Challenge:
In the entries, from the first line through the line containing "column-title: Отмѣтка объ", substitute "subcell" for every "sub-cell" and reproduce those lines with nothing else changed.

*** The records

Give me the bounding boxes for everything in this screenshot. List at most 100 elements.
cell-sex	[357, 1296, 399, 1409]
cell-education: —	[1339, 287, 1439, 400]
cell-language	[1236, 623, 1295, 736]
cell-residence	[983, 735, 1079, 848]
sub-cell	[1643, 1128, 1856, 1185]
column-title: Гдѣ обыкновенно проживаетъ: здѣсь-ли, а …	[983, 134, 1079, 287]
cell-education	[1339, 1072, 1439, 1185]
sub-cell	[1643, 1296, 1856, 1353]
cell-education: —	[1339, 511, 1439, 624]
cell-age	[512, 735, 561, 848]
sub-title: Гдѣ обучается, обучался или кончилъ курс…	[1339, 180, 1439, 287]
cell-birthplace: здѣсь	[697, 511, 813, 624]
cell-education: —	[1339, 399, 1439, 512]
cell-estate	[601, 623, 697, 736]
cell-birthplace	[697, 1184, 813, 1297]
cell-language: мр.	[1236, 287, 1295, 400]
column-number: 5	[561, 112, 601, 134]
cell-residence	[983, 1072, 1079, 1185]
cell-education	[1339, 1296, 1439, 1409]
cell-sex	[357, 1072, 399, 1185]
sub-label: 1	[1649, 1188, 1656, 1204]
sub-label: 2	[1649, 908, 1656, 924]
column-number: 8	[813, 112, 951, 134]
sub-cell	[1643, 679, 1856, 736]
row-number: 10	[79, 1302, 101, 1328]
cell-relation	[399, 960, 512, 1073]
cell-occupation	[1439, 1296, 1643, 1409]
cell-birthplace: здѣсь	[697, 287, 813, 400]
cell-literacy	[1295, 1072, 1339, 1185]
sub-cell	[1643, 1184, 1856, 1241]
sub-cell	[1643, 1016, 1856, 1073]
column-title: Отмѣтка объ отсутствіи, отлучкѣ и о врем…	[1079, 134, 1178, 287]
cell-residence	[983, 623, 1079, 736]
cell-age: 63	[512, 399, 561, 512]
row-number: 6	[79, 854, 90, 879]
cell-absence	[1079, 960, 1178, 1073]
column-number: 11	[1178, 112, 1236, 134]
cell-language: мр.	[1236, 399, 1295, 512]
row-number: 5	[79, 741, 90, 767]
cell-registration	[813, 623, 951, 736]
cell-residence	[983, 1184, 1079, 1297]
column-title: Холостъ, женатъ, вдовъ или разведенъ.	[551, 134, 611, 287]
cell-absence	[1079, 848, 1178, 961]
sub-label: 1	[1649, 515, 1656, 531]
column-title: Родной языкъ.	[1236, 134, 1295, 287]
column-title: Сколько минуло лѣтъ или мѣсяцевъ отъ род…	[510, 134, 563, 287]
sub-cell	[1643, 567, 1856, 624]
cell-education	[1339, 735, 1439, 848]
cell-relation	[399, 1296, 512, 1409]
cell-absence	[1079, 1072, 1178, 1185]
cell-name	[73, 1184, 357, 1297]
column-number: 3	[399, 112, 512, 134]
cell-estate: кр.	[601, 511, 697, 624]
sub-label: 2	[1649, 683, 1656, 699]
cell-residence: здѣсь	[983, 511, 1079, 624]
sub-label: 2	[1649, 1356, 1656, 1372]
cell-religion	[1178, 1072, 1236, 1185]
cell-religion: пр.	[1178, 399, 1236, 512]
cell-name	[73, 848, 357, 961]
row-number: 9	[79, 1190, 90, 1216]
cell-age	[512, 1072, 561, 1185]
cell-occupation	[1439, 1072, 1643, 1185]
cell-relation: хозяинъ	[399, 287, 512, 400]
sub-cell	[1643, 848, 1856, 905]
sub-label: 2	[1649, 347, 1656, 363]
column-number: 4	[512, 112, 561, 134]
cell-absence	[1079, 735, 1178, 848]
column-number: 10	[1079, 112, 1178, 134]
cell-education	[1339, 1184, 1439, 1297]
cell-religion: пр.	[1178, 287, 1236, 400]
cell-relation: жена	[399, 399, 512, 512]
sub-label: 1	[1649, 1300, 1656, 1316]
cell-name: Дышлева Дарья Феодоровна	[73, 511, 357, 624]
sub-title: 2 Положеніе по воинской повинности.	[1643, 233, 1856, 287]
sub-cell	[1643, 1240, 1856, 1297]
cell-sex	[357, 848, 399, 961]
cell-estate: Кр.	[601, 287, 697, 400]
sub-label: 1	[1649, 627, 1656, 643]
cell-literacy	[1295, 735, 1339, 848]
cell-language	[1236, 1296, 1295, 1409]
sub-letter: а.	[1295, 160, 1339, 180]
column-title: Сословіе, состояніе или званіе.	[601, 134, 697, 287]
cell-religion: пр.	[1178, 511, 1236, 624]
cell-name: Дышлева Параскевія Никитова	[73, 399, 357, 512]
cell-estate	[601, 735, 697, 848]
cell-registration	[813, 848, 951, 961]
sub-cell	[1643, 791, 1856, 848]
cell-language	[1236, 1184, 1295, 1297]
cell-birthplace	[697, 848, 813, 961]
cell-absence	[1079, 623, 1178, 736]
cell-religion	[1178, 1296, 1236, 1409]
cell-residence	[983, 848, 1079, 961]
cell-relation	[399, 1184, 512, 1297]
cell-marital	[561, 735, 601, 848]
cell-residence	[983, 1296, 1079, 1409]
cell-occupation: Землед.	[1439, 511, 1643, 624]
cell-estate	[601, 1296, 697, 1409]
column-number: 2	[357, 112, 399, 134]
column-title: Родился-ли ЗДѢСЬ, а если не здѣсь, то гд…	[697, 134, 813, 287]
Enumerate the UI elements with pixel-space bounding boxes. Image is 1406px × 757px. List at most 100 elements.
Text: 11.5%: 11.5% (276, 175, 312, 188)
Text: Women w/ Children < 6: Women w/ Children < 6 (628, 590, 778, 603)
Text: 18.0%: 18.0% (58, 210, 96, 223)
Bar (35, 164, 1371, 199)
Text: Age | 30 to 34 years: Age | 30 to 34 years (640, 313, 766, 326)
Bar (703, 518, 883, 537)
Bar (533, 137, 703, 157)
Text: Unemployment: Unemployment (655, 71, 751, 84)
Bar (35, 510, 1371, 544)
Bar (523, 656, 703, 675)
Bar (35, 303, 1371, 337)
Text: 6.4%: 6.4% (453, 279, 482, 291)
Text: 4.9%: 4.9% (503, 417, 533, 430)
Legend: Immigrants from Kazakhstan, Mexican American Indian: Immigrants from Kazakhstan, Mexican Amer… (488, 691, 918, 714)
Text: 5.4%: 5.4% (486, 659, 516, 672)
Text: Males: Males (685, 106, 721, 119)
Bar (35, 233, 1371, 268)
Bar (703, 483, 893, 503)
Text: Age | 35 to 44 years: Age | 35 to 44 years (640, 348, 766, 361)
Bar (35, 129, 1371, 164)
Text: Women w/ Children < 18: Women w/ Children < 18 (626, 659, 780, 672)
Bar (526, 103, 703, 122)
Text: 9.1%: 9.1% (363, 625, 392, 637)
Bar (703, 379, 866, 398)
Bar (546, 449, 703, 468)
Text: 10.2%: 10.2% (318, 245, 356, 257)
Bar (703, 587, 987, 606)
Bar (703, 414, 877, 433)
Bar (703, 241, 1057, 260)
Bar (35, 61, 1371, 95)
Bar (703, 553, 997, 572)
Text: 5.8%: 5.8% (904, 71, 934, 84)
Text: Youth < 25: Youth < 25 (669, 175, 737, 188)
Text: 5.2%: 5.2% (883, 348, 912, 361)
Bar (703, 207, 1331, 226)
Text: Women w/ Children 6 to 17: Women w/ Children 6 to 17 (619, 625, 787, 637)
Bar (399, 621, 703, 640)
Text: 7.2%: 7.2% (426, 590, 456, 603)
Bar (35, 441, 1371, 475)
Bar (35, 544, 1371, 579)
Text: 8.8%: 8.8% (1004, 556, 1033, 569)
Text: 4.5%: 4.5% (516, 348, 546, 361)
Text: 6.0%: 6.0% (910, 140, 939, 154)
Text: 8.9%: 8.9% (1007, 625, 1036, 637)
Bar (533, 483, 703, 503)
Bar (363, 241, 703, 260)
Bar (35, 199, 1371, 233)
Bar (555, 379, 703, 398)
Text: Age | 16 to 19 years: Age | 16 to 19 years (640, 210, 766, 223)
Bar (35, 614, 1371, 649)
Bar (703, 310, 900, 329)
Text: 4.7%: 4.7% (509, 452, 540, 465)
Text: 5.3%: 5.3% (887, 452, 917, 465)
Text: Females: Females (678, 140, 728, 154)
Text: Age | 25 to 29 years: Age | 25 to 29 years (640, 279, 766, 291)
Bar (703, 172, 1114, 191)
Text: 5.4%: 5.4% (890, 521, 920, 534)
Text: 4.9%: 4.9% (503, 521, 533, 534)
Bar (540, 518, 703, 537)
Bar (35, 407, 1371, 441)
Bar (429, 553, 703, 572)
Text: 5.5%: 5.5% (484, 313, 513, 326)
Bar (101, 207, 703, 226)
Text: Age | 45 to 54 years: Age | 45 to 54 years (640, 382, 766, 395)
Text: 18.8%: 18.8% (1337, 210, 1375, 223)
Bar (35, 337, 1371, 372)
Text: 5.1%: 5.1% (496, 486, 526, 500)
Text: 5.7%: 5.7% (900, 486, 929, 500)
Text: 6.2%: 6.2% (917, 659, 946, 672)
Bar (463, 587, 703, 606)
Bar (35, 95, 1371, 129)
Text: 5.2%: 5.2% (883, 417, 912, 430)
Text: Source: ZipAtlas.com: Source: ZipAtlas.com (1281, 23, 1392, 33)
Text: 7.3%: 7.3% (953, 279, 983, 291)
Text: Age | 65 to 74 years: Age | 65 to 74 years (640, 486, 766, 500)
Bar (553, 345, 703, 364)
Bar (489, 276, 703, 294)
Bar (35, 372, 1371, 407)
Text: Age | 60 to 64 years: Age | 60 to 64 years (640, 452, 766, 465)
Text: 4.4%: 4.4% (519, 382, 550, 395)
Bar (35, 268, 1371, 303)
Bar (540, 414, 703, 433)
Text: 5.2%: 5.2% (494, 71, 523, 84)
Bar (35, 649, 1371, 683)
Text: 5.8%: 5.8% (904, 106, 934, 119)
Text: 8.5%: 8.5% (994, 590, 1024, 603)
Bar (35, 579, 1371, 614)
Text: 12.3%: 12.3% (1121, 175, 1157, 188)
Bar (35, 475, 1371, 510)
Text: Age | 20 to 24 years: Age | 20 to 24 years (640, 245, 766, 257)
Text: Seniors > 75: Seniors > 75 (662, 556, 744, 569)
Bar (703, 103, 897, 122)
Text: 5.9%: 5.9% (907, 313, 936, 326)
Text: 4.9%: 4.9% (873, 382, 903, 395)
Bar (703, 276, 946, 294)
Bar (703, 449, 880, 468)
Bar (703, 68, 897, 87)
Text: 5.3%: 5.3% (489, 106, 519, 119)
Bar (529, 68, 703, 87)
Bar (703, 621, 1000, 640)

******

Task output:
Give me the bounding boxes for everything in this screenshot. List at most 100 elements.
cell-sex	[357, 1296, 399, 1409]
cell-education: —	[1339, 287, 1439, 400]
cell-language	[1236, 623, 1295, 736]
cell-residence	[983, 735, 1079, 848]
subcell	[1643, 1128, 1856, 1185]
column-title: Гдѣ обыкновенно проживаетъ: здѣсь-ли, а …	[983, 134, 1079, 287]
cell-education	[1339, 1072, 1439, 1185]
subcell	[1643, 1296, 1856, 1353]
cell-education: —	[1339, 511, 1439, 624]
cell-age	[512, 735, 561, 848]
sub-title: Гдѣ обучается, обучался или кончилъ курс…	[1339, 180, 1439, 287]
cell-birthplace: здѣсь	[697, 511, 813, 624]
cell-education: —	[1339, 399, 1439, 512]
cell-estate	[601, 623, 697, 736]
cell-birthplace	[697, 1184, 813, 1297]
cell-language: мр.	[1236, 287, 1295, 400]
column-number: 5	[561, 112, 601, 134]
cell-residence	[983, 1072, 1079, 1185]
cell-education	[1339, 1296, 1439, 1409]
cell-sex	[357, 1072, 399, 1185]
sub-label: 1	[1649, 1188, 1656, 1204]
sub-label: 2	[1649, 908, 1656, 924]
column-number: 8	[813, 112, 951, 134]
subcell	[1643, 679, 1856, 736]
row-number: 10	[79, 1302, 101, 1328]
cell-relation	[399, 960, 512, 1073]
cell-occupation	[1439, 1296, 1643, 1409]
cell-birthplace: здѣсь	[697, 287, 813, 400]
cell-literacy	[1295, 1072, 1339, 1185]
subcell	[1643, 1184, 1856, 1241]
subcell	[1643, 1016, 1856, 1073]
column-title: Отмѣтка объ отсутствіи, отлучкѣ и о врем…	[1079, 134, 1178, 287]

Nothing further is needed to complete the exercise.